### Written instruction:
Spot every line with the word "mean" and return it.

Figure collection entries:
▽

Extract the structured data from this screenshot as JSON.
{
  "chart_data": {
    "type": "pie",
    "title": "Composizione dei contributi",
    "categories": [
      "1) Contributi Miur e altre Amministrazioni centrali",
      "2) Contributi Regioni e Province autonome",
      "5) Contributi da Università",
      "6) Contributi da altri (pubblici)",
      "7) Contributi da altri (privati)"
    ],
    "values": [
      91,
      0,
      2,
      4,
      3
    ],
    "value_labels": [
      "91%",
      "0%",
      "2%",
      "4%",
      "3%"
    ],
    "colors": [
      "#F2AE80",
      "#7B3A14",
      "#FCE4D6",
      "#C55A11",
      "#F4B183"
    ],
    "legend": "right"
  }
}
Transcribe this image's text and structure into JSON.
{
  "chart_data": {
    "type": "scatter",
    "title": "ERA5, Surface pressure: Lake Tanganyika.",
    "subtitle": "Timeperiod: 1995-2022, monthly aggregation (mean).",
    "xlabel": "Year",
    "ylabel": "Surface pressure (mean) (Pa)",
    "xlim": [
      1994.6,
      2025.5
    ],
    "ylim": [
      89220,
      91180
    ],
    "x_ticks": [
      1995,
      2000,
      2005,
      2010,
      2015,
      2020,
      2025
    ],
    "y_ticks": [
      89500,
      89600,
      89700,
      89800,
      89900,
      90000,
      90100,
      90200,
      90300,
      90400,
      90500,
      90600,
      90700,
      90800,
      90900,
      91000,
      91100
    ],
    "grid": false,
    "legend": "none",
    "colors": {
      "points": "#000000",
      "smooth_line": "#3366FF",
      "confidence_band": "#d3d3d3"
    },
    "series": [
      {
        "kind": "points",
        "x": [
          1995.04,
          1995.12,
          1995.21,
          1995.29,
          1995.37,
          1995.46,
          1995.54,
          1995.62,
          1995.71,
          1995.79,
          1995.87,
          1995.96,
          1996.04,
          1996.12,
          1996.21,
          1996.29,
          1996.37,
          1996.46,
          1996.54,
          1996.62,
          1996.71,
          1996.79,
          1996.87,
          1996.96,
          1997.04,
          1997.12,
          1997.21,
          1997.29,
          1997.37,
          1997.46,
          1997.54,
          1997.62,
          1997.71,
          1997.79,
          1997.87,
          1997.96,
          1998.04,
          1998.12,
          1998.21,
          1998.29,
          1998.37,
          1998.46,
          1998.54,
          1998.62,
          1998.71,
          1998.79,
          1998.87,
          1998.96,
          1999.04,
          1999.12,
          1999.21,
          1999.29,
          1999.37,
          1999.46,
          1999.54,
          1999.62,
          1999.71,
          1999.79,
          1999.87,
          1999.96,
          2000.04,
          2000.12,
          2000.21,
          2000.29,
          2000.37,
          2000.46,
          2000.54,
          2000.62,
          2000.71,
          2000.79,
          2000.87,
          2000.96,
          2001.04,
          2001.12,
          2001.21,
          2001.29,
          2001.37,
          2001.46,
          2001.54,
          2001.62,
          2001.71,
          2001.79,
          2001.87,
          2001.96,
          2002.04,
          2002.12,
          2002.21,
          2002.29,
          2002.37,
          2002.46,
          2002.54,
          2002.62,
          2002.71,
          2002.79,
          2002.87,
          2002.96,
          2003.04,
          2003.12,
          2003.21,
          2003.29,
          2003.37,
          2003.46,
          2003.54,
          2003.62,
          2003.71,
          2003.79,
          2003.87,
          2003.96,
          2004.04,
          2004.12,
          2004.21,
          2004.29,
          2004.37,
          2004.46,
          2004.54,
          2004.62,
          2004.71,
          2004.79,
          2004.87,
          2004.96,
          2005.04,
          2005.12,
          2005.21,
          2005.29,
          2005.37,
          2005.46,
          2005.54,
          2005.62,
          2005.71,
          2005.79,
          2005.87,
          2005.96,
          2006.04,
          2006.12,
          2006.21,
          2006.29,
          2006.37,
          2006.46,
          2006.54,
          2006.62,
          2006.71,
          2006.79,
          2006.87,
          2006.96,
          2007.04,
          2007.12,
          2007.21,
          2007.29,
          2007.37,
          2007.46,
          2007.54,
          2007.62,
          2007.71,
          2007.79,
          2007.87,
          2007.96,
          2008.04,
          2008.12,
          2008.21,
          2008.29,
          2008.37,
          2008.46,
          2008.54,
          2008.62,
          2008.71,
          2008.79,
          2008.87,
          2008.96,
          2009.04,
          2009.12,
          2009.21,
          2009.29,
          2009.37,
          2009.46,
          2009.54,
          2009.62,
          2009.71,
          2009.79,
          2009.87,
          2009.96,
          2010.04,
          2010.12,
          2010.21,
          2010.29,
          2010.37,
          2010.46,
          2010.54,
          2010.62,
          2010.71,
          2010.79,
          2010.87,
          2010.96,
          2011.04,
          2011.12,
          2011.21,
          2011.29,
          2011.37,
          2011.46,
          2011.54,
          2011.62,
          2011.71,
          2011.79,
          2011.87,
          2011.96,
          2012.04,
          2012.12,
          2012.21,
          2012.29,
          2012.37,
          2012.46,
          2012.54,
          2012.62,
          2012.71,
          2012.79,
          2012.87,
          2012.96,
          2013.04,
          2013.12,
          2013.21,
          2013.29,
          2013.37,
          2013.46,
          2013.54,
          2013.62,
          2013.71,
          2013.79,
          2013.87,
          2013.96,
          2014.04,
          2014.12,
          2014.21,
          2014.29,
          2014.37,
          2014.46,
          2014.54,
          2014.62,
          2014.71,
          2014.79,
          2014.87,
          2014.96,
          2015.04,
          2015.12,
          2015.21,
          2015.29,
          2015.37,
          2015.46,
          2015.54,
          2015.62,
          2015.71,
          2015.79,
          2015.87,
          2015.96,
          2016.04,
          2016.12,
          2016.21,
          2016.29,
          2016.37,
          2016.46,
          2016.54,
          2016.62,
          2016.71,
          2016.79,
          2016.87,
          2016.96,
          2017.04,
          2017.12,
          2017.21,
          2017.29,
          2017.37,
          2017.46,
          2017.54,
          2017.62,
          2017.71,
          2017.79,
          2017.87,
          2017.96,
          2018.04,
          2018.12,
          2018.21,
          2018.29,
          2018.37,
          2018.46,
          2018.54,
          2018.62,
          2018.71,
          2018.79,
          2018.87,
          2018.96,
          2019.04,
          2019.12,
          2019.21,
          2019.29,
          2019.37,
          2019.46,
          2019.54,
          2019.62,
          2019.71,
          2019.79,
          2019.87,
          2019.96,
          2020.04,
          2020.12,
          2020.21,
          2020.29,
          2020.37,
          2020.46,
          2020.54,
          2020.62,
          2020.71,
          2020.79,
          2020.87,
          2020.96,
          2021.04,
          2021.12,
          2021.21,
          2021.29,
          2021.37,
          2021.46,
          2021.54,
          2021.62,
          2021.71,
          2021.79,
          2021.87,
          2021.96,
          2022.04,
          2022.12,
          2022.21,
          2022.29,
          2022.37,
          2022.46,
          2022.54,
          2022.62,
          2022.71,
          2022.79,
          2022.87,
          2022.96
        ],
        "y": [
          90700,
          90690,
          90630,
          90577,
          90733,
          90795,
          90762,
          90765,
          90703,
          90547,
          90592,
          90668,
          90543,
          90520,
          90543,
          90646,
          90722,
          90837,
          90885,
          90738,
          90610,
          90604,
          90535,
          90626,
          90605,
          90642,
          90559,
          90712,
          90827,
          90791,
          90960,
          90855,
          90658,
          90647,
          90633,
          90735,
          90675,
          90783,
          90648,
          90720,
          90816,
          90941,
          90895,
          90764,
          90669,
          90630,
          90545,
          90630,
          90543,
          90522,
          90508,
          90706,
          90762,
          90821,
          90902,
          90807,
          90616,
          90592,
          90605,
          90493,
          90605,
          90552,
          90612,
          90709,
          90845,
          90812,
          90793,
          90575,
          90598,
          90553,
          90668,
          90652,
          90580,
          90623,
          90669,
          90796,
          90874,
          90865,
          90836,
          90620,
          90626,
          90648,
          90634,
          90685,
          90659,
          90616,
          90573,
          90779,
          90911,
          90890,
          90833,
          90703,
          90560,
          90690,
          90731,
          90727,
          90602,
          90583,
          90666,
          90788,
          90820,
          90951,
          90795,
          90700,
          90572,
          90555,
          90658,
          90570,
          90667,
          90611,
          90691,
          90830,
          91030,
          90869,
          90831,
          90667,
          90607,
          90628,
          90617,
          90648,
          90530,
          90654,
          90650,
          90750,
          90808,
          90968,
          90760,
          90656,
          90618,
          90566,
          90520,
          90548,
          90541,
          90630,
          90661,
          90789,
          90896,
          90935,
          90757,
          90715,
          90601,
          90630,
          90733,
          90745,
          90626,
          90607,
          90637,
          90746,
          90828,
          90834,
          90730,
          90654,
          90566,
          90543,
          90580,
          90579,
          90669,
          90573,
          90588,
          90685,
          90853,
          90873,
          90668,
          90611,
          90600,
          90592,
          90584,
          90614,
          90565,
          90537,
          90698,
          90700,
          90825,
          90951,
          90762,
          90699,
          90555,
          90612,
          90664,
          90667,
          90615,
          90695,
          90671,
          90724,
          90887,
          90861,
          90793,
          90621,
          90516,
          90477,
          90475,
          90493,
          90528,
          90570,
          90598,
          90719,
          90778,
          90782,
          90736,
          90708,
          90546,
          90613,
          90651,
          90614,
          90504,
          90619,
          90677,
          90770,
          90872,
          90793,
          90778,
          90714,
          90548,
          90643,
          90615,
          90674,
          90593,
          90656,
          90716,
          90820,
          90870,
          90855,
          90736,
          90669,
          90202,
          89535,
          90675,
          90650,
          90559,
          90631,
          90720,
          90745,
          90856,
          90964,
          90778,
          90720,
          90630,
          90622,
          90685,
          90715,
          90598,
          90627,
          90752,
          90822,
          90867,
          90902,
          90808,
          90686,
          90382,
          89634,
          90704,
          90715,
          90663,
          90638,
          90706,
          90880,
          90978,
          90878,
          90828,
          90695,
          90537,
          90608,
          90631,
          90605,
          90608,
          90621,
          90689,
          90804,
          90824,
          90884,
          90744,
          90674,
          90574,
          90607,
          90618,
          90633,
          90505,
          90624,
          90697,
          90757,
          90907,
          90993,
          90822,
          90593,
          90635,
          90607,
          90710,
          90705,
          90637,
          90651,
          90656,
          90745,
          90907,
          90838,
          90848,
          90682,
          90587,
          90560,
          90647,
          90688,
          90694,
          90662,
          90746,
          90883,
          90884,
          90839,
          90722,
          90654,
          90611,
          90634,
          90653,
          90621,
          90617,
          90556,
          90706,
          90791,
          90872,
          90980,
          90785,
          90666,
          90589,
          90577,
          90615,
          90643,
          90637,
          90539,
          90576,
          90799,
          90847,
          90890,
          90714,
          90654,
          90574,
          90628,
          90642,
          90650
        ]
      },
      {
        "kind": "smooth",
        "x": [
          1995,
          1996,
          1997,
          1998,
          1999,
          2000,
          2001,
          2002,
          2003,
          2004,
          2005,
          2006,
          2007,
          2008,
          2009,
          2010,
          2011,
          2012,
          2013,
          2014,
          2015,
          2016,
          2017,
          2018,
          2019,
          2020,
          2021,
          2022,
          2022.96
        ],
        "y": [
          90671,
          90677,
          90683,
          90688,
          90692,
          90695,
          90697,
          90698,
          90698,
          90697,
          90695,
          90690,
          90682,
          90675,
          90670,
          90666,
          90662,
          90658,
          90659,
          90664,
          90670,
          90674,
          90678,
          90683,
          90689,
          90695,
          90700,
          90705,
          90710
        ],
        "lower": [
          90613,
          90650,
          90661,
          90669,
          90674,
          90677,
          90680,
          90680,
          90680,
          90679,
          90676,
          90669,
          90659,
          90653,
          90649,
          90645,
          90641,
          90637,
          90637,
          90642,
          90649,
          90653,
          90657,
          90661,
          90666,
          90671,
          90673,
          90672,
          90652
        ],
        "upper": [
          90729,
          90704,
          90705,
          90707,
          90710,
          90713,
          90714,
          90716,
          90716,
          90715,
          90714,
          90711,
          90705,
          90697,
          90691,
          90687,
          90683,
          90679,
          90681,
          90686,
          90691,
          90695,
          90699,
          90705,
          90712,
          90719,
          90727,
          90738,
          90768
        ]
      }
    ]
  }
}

△

### Result below:
    "subtitle": "Timeperiod: 1995-2022, monthly aggregation (mean).",
    "ylabel": "Surface pressure (mean) (Pa)",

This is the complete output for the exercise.